# TASK DATA:
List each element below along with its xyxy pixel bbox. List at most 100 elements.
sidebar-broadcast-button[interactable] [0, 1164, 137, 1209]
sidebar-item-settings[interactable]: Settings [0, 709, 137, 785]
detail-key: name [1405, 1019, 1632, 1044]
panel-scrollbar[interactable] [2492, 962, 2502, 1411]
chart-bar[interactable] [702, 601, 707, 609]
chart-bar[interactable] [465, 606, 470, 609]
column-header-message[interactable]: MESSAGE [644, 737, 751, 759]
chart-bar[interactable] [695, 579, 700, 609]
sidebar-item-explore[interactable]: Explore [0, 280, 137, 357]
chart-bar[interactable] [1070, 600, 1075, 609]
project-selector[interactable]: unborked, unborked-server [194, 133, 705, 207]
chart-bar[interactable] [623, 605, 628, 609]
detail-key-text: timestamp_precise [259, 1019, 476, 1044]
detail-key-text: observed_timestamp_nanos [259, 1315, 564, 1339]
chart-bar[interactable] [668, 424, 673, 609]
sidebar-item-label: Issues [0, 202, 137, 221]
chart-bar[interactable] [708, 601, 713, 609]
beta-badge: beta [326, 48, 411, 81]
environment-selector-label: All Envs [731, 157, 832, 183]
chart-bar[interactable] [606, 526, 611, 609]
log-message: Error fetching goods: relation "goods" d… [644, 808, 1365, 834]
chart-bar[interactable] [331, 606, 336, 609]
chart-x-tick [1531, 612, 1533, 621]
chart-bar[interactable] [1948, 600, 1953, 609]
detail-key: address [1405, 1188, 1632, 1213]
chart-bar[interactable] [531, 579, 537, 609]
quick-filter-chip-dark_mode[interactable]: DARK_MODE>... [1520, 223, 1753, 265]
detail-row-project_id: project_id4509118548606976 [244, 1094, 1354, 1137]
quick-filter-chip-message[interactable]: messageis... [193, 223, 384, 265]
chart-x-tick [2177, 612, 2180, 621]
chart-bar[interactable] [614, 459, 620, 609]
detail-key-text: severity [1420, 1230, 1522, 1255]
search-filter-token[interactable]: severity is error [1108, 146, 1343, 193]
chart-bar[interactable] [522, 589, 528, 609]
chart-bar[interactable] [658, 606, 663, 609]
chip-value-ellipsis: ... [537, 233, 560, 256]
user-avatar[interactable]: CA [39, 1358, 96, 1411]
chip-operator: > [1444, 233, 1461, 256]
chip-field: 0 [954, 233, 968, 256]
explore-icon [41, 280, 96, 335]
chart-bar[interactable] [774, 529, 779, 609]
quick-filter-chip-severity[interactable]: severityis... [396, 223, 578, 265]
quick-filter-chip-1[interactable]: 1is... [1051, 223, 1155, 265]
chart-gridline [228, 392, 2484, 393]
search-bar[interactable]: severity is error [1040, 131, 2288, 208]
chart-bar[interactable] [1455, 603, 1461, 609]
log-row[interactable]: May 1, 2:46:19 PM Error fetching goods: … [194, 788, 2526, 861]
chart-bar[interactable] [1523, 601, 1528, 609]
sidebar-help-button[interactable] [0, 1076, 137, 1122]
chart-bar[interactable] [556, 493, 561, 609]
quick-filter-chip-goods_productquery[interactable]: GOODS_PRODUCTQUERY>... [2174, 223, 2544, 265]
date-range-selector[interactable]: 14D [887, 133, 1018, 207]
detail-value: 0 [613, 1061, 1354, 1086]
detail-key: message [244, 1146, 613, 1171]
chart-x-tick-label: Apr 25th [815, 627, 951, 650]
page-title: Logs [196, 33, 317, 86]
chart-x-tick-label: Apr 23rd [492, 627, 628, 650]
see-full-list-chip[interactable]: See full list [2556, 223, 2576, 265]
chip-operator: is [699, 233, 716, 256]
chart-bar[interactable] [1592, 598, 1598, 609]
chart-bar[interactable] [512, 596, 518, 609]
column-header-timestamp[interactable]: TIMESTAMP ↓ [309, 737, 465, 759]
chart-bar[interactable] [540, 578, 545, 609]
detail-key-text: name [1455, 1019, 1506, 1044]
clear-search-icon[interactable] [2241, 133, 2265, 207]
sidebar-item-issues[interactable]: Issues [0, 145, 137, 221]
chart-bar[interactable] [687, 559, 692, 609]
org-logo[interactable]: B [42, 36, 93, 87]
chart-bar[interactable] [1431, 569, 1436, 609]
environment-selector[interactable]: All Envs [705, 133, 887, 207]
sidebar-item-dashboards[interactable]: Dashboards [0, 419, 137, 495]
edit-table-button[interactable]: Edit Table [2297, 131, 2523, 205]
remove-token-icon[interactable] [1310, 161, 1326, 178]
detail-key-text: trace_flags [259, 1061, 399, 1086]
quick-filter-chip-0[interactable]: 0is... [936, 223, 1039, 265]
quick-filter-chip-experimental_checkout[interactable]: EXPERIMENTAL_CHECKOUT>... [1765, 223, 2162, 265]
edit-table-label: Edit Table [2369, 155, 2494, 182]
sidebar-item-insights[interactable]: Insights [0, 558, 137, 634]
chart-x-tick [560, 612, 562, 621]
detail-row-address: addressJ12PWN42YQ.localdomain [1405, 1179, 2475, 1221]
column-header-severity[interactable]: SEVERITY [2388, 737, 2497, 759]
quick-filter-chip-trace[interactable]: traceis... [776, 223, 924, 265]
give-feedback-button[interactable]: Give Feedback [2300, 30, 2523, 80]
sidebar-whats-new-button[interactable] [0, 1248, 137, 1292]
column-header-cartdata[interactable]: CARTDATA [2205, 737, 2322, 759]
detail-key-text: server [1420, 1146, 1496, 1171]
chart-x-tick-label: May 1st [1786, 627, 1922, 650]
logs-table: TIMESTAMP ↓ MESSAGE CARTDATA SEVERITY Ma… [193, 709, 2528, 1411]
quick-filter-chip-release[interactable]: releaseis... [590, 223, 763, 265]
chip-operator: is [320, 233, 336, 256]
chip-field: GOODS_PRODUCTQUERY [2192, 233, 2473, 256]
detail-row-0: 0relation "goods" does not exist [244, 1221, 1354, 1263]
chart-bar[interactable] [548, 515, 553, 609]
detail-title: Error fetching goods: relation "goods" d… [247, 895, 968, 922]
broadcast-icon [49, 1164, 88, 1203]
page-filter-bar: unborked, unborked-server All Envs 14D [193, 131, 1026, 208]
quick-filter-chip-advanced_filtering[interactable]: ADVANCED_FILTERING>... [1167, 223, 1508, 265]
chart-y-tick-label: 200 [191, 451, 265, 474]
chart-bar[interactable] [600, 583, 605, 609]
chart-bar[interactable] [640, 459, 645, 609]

# WHAT YOU HAVE TO DO:
Copy all of these rows word for word.

# RESULT:
List each element below along with its xyxy pixel bbox. List at most 100 elements.
sidebar-broadcast-button[interactable] [0, 1164, 137, 1209]
sidebar-item-settings[interactable]: Settings [0, 709, 137, 785]
detail-key: name [1405, 1019, 1632, 1044]
panel-scrollbar[interactable] [2492, 962, 2502, 1411]
chart-bar[interactable] [702, 601, 707, 609]
chart-bar[interactable] [465, 606, 470, 609]
column-header-message[interactable]: MESSAGE [644, 737, 751, 759]
chart-bar[interactable] [695, 579, 700, 609]
sidebar-item-explore[interactable]: Explore [0, 280, 137, 357]
chart-bar[interactable] [1070, 600, 1075, 609]
project-selector[interactable]: unborked, unborked-server [194, 133, 705, 207]
chart-bar[interactable] [623, 605, 628, 609]
detail-key-text: timestamp_precise [259, 1019, 476, 1044]
detail-key-text: observed_timestamp_nanos [259, 1315, 564, 1339]
chart-bar[interactable] [668, 424, 673, 609]
sidebar-item-label: Issues [0, 202, 137, 221]
chart-bar[interactable] [708, 601, 713, 609]
beta-badge: beta [326, 48, 411, 81]
environment-selector-label: All Envs [731, 157, 832, 183]
chart-bar[interactable] [606, 526, 611, 609]
log-message: Error fetching goods: relation "goods" d… [644, 808, 1365, 834]
chart-bar[interactable] [331, 606, 336, 609]
chart-x-tick [1531, 612, 1533, 621]
chart-bar[interactable] [1948, 600, 1953, 609]
detail-key: address [1405, 1188, 1632, 1213]
chart-bar[interactable] [531, 579, 537, 609]
quick-filter-chip-dark_mode[interactable]: DARK_MODE>... [1520, 223, 1753, 265]
detail-row-project_id: project_id4509118548606976 [244, 1094, 1354, 1137]
quick-filter-chip-message[interactable]: messageis... [193, 223, 384, 265]
chart-x-tick [2177, 612, 2180, 621]
chart-bar[interactable] [614, 459, 620, 609]
detail-key-text: severity [1420, 1230, 1522, 1255]
search-filter-token[interactable]: severity is error [1108, 146, 1343, 193]
chart-bar[interactable] [522, 589, 528, 609]
chart-bar[interactable] [658, 606, 663, 609]
chip-value-ellipsis: ... [537, 233, 560, 256]
user-avatar[interactable]: CA [39, 1358, 96, 1411]
chip-operator: > [1444, 233, 1461, 256]
chip-field: 0 [954, 233, 968, 256]
explore-icon [41, 280, 96, 335]
chart-bar[interactable] [774, 529, 779, 609]
quick-filter-chip-severity[interactable]: severityis... [396, 223, 578, 265]
quick-filter-chip-1[interactable]: 1is... [1051, 223, 1155, 265]
chart-gridline [228, 392, 2484, 393]
search-bar[interactable]: severity is error [1040, 131, 2288, 208]
chart-bar[interactable] [1455, 603, 1461, 609]
log-row[interactable]: May 1, 2:46:19 PM Error fetching goods: … [194, 788, 2526, 861]
chart-bar[interactable] [1523, 601, 1528, 609]
sidebar-help-button[interactable] [0, 1076, 137, 1122]
chart-bar[interactable] [556, 493, 561, 609]
quick-filter-chip-goods_productquery[interactable]: GOODS_PRODUCTQUERY>... [2174, 223, 2544, 265]
date-range-selector[interactable]: 14D [887, 133, 1018, 207]
detail-value: 0 [613, 1061, 1354, 1086]
detail-key: message [244, 1146, 613, 1171]
chart-x-tick-label: Apr 25th [815, 627, 951, 650]
page-title: Logs [196, 33, 317, 86]
chart-x-tick-label: Apr 23rd [492, 627, 628, 650]
see-full-list-chip[interactable]: See full list [2556, 223, 2576, 265]
chip-operator: is [699, 233, 716, 256]
chart-bar[interactable] [1592, 598, 1598, 609]
chart-bar[interactable] [512, 596, 518, 609]
column-header-timestamp[interactable]: TIMESTAMP ↓ [309, 737, 465, 759]
chart-bar[interactable] [540, 578, 545, 609]
detail-key-text: name [1455, 1019, 1506, 1044]
clear-search-icon[interactable] [2241, 133, 2265, 207]
sidebar-item-issues[interactable]: Issues [0, 145, 137, 221]
chart-bar[interactable] [687, 559, 692, 609]
org-logo[interactable]: B [42, 36, 93, 87]
chart-bar[interactable] [1431, 569, 1436, 609]
environment-selector[interactable]: All Envs [705, 133, 887, 207]
sidebar-item-dashboards[interactable]: Dashboards [0, 419, 137, 495]
edit-table-button[interactable]: Edit Table [2297, 131, 2523, 205]
remove-token-icon[interactable] [1310, 161, 1326, 178]
detail-key-text: trace_flags [259, 1061, 399, 1086]
quick-filter-chip-0[interactable]: 0is... [936, 223, 1039, 265]
quick-filter-chip-experimental_checkout[interactable]: EXPERIMENTAL_CHECKOUT>... [1765, 223, 2162, 265]
edit-table-label: Edit Table [2369, 155, 2494, 182]
sidebar-item-insights[interactable]: Insights [0, 558, 137, 634]
chart-x-tick [560, 612, 562, 621]
detail-row-address: addressJ12PWN42YQ.localdomain [1405, 1179, 2475, 1221]
column-header-severity[interactable]: SEVERITY [2388, 737, 2497, 759]
quick-filter-chip-trace[interactable]: traceis... [776, 223, 924, 265]
give-feedback-button[interactable]: Give Feedback [2300, 30, 2523, 80]
sidebar-whats-new-button[interactable] [0, 1248, 137, 1292]
column-header-cartdata[interactable]: CARTDATA [2205, 737, 2322, 759]
detail-key-text: server [1420, 1146, 1496, 1171]
chart-x-tick-label: May 1st [1786, 627, 1922, 650]
logs-table: TIMESTAMP ↓ MESSAGE CARTDATA SEVERITY Ma… [193, 709, 2528, 1411]
quick-filter-chip-release[interactable]: releaseis... [590, 223, 763, 265]
chip-operator: is [320, 233, 336, 256]
chip-field: GOODS_PRODUCTQUERY [2192, 233, 2473, 256]
detail-row-0: 0relation "goods" does not exist [244, 1221, 1354, 1263]
chart-bar[interactable] [548, 515, 553, 609]
detail-title: Error fetching goods: relation "goods" d… [247, 895, 968, 922]
broadcast-icon [49, 1164, 88, 1203]
page-filter-bar: unborked, unborked-server All Envs 14D [193, 131, 1026, 208]
quick-filter-chip-advanced_filtering[interactable]: ADVANCED_FILTERING>... [1167, 223, 1508, 265]
chart-y-tick-label: 200 [191, 451, 265, 474]
chart-bar[interactable] [600, 583, 605, 609]
chart-bar[interactable] [640, 459, 645, 609]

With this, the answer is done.